> _GIVEN TASK_
Copy the following lines without changing anything.

> _GIVEN ENTRIES_
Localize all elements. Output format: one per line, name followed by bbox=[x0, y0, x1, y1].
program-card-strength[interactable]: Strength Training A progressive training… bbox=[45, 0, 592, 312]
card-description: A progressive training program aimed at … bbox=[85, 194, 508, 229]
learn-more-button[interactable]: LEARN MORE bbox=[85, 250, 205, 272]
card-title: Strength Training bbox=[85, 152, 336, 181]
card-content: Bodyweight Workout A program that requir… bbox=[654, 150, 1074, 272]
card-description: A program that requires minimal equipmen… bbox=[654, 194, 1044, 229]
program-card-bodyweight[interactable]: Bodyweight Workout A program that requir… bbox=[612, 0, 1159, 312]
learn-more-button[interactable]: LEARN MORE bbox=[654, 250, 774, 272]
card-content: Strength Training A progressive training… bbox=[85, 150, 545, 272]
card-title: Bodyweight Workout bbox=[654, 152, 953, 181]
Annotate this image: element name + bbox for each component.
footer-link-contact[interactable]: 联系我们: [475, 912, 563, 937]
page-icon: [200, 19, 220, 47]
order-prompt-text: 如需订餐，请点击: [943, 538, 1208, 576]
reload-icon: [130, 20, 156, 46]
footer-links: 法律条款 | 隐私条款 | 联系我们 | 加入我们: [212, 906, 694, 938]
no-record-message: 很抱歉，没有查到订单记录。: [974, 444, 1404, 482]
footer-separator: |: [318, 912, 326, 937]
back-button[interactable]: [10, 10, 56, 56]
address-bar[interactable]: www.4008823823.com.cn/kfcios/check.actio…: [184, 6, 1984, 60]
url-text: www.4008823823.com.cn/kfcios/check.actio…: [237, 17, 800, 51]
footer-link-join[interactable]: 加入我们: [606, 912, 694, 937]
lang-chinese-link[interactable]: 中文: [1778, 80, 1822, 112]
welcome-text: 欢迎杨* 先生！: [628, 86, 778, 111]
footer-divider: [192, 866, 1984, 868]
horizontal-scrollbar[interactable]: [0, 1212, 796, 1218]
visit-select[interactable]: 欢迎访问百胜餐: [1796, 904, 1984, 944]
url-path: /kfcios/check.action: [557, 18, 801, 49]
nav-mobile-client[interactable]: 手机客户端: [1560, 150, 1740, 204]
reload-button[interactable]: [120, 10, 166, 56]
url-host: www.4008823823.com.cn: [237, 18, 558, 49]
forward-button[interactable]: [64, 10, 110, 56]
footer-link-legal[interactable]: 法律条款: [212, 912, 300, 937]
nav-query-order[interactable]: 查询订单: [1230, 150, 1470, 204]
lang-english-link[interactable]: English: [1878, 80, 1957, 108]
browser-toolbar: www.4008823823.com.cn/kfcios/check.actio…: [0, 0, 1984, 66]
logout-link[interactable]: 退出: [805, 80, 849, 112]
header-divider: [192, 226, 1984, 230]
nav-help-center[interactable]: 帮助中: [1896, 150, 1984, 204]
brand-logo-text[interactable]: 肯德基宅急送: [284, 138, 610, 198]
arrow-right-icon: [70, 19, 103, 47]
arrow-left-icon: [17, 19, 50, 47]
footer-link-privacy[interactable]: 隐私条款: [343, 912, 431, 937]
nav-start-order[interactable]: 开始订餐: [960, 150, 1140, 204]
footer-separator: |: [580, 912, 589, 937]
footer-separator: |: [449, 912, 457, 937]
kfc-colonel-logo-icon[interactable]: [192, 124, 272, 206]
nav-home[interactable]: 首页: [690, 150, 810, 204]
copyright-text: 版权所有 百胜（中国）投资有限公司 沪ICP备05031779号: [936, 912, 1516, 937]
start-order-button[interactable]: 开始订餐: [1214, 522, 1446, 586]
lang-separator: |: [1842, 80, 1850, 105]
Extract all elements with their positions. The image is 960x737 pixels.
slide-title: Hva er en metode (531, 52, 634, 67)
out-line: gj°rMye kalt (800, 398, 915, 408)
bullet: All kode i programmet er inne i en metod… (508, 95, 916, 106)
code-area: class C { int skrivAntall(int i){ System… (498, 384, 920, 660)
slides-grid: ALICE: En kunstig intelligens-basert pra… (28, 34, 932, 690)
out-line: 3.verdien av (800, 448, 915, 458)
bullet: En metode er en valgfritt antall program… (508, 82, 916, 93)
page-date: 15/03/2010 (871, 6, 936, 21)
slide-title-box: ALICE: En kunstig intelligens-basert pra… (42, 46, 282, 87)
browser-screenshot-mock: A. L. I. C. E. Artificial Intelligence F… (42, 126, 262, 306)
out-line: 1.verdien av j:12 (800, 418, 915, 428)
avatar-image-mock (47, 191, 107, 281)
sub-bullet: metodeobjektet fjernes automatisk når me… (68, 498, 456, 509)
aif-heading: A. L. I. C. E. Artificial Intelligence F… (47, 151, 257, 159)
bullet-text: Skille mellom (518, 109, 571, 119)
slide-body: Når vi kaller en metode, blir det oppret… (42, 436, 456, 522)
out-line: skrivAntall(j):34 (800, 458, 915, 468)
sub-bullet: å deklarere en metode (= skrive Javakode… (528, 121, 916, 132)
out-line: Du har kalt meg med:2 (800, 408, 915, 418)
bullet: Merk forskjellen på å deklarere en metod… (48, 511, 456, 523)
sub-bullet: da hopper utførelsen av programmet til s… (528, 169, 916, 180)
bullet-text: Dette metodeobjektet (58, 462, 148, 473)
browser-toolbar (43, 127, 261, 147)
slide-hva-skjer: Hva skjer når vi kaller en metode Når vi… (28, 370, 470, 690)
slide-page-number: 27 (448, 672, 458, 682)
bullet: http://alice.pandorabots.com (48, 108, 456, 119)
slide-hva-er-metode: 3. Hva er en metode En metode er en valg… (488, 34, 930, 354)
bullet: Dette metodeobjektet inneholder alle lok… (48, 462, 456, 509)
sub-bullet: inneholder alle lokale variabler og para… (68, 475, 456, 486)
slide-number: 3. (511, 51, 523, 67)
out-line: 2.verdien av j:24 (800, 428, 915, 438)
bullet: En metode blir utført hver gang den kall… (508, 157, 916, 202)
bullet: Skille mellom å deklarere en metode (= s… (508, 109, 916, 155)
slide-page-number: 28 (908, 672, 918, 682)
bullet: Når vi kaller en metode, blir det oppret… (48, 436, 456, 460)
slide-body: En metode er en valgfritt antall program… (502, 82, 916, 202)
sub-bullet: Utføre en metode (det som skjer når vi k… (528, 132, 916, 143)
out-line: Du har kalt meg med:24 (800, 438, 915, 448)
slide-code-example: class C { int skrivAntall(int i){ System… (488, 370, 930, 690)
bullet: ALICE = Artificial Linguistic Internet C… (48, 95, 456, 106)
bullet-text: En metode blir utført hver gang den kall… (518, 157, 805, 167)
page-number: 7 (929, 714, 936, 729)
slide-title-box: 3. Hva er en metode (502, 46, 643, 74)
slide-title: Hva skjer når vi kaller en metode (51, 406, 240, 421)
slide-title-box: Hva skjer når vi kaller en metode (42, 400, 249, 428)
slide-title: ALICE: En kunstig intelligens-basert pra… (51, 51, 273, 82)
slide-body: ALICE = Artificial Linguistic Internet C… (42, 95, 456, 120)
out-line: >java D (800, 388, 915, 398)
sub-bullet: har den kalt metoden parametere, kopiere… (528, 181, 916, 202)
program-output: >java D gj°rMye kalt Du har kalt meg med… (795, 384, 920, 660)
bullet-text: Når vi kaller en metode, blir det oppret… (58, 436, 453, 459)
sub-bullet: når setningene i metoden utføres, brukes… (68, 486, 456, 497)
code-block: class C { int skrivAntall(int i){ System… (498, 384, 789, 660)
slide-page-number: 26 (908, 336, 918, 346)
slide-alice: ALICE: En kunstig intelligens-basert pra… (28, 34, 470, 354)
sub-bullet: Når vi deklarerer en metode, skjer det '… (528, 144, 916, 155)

> _SOLUTION TO THE EXERCISE_
Localize all elements. Output format: one per line, name followed by bbox=[x0, y0, x1, y1].
program-card-strength[interactable]: Strength Training A progressive training… bbox=[45, 0, 592, 312]
card-description: A progressive training program aimed at … bbox=[85, 194, 508, 229]
learn-more-button[interactable]: LEARN MORE bbox=[85, 250, 205, 272]
card-title: Strength Training bbox=[85, 152, 336, 181]
card-content: Bodyweight Workout A program that requir… bbox=[654, 150, 1074, 272]
card-description: A program that requires minimal equipmen… bbox=[654, 194, 1044, 229]
program-card-bodyweight[interactable]: Bodyweight Workout A program that requir… bbox=[612, 0, 1159, 312]
learn-more-button[interactable]: LEARN MORE bbox=[654, 250, 774, 272]
card-content: Strength Training A progressive training… bbox=[85, 150, 545, 272]
card-title: Bodyweight Workout bbox=[654, 152, 953, 181]
Annotate this image: element name + bbox for each component.
footer-link-contact[interactable]: 联系我们: [475, 912, 563, 937]
page-icon: [200, 19, 220, 47]
order-prompt-text: 如需订餐，请点击: [943, 538, 1208, 576]
reload-icon: [130, 20, 156, 46]
footer-links: 法律条款 | 隐私条款 | 联系我们 | 加入我们: [212, 906, 694, 938]
no-record-message: 很抱歉，没有查到订单记录。: [974, 444, 1404, 482]
footer-separator: |: [318, 912, 326, 937]
back-button[interactable]: [10, 10, 56, 56]
address-bar[interactable]: www.4008823823.com.cn/kfcios/check.actio…: [184, 6, 1984, 60]
url-text: www.4008823823.com.cn/kfcios/check.actio…: [237, 17, 800, 51]
footer-link-join[interactable]: 加入我们: [606, 912, 694, 937]
lang-chinese-link[interactable]: 中文: [1778, 80, 1822, 112]
welcome-text: 欢迎杨* 先生！: [628, 86, 778, 111]
footer-divider: [192, 866, 1984, 868]
horizontal-scrollbar[interactable]: [0, 1212, 796, 1218]
visit-select[interactable]: 欢迎访问百胜餐: [1796, 904, 1984, 944]
url-path: /kfcios/check.action: [557, 18, 801, 49]
nav-mobile-client[interactable]: 手机客户端: [1560, 150, 1740, 204]
reload-button[interactable]: [120, 10, 166, 56]
url-host: www.4008823823.com.cn: [237, 18, 558, 49]
forward-button[interactable]: [64, 10, 110, 56]
footer-link-legal[interactable]: 法律条款: [212, 912, 300, 937]
nav-query-order[interactable]: 查询订单: [1230, 150, 1470, 204]
lang-english-link[interactable]: English: [1878, 80, 1957, 108]
browser-toolbar: www.4008823823.com.cn/kfcios/check.actio…: [0, 0, 1984, 66]
logout-link[interactable]: 退出: [805, 80, 849, 112]
header-divider: [192, 226, 1984, 230]
nav-help-center[interactable]: 帮助中: [1896, 150, 1984, 204]
brand-logo-text[interactable]: 肯德基宅急送: [284, 138, 610, 198]
arrow-right-icon: [70, 19, 103, 47]
arrow-left-icon: [17, 19, 50, 47]
footer-link-privacy[interactable]: 隐私条款: [343, 912, 431, 937]
nav-start-order[interactable]: 开始订餐: [960, 150, 1140, 204]
footer-separator: |: [580, 912, 589, 937]
footer-separator: |: [449, 912, 457, 937]
kfc-colonel-logo-icon[interactable]: [192, 124, 272, 206]
nav-home[interactable]: 首页: [690, 150, 810, 204]
copyright-text: 版权所有 百胜（中国）投资有限公司 沪ICP备05031779号: [936, 912, 1516, 937]
start-order-button[interactable]: 开始订餐: [1214, 522, 1446, 586]
lang-separator: |: [1842, 80, 1850, 105]
Extract all elements with their positions. The image is 960x737 pixels.
slide-title: Hva er en metode (531, 52, 634, 67)
out-line: gj°rMye kalt (800, 398, 915, 408)
bullet: All kode i programmet er inne i en metod… (508, 95, 916, 106)
code-area: class C { int skrivAntall(int i){ System… (498, 384, 920, 660)
slides-grid: ALICE: En kunstig intelligens-basert pra… (28, 34, 932, 690)
out-line: 3.verdien av (800, 448, 915, 458)
bullet: En metode er en valgfritt antall program… (508, 82, 916, 93)
page-date: 15/03/2010 (871, 6, 936, 21)
slide-title-box: ALICE: En kunstig intelligens-basert pra… (42, 46, 282, 87)
browser-screenshot-mock: A. L. I. C. E. Artificial Intelligence F… (42, 126, 262, 306)
out-line: 1.verdien av j:12 (800, 418, 915, 428)
avatar-image-mock (47, 191, 107, 281)
sub-bullet: metodeobjektet fjernes automatisk når me… (68, 498, 456, 509)
aif-heading: A. L. I. C. E. Artificial Intelligence F… (47, 151, 257, 159)
bullet-text: Skille mellom (518, 109, 571, 119)
slide-body: Når vi kaller en metode, blir det oppret… (42, 436, 456, 522)
out-line: skrivAntall(j):34 (800, 458, 915, 468)
sub-bullet: å deklarere en metode (= skrive Javakode… (528, 121, 916, 132)
out-line: Du har kalt meg med:2 (800, 408, 915, 418)
bullet: Merk forskjellen på å deklarere en metod… (48, 511, 456, 523)
sub-bullet: da hopper utførelsen av programmet til s… (528, 169, 916, 180)
bullet-text: Dette metodeobjektet (58, 462, 148, 473)
browser-toolbar (43, 127, 261, 147)
slide-hva-skjer: Hva skjer når vi kaller en metode Når vi… (28, 370, 470, 690)
slide-page-number: 27 (448, 672, 458, 682)
bullet: http://alice.pandorabots.com (48, 108, 456, 119)
slide-hva-er-metode: 3. Hva er en metode En metode er en valg… (488, 34, 930, 354)
bullet: Dette metodeobjektet inneholder alle lok… (48, 462, 456, 509)
sub-bullet: inneholder alle lokale variabler og para… (68, 475, 456, 486)
slide-number: 3. (511, 51, 523, 67)
out-line: 2.verdien av j:24 (800, 428, 915, 438)
bullet: En metode blir utført hver gang den kall… (508, 157, 916, 202)
bullet: Skille mellom å deklarere en metode (= s… (508, 109, 916, 155)
slide-page-number: 28 (908, 672, 918, 682)
bullet: Når vi kaller en metode, blir det oppret… (48, 436, 456, 460)
slide-body: En metode er en valgfritt antall program… (502, 82, 916, 202)
sub-bullet: Utføre en metode (det som skjer når vi k… (528, 132, 916, 143)
out-line: Du har kalt meg med:24 (800, 438, 915, 448)
slide-code-example: class C { int skrivAntall(int i){ System… (488, 370, 930, 690)
bullet: ALICE = Artificial Linguistic Internet C… (48, 95, 456, 106)
bullet-text: En metode blir utført hver gang den kall… (518, 157, 805, 167)
page-number: 7 (929, 714, 936, 729)
slide-title-box: 3. Hva er en metode (502, 46, 643, 74)
slide-title: Hva skjer når vi kaller en metode (51, 406, 240, 421)
slide-title-box: Hva skjer når vi kaller en metode (42, 400, 249, 428)
slide-title: ALICE: En kunstig intelligens-basert pra… (51, 51, 273, 82)
slide-body: ALICE = Artificial Linguistic Internet C… (42, 95, 456, 120)
out-line: >java D (800, 388, 915, 398)
sub-bullet: har den kalt metoden parametere, kopiere… (528, 181, 916, 202)
program-output: >java D gj°rMye kalt Du har kalt meg med… (795, 384, 920, 660)
bullet-text: Når vi kaller en metode, blir det oppret… (58, 436, 453, 459)
sub-bullet: når setningene i metoden utføres, brukes… (68, 486, 456, 497)
code-block: class C { int skrivAntall(int i){ System… (498, 384, 789, 660)
slide-page-number: 26 (908, 336, 918, 346)
slide-alice: ALICE: En kunstig intelligens-basert pra… (28, 34, 470, 354)
sub-bullet: Når vi deklarerer en metode, skjer det '… (528, 144, 916, 155)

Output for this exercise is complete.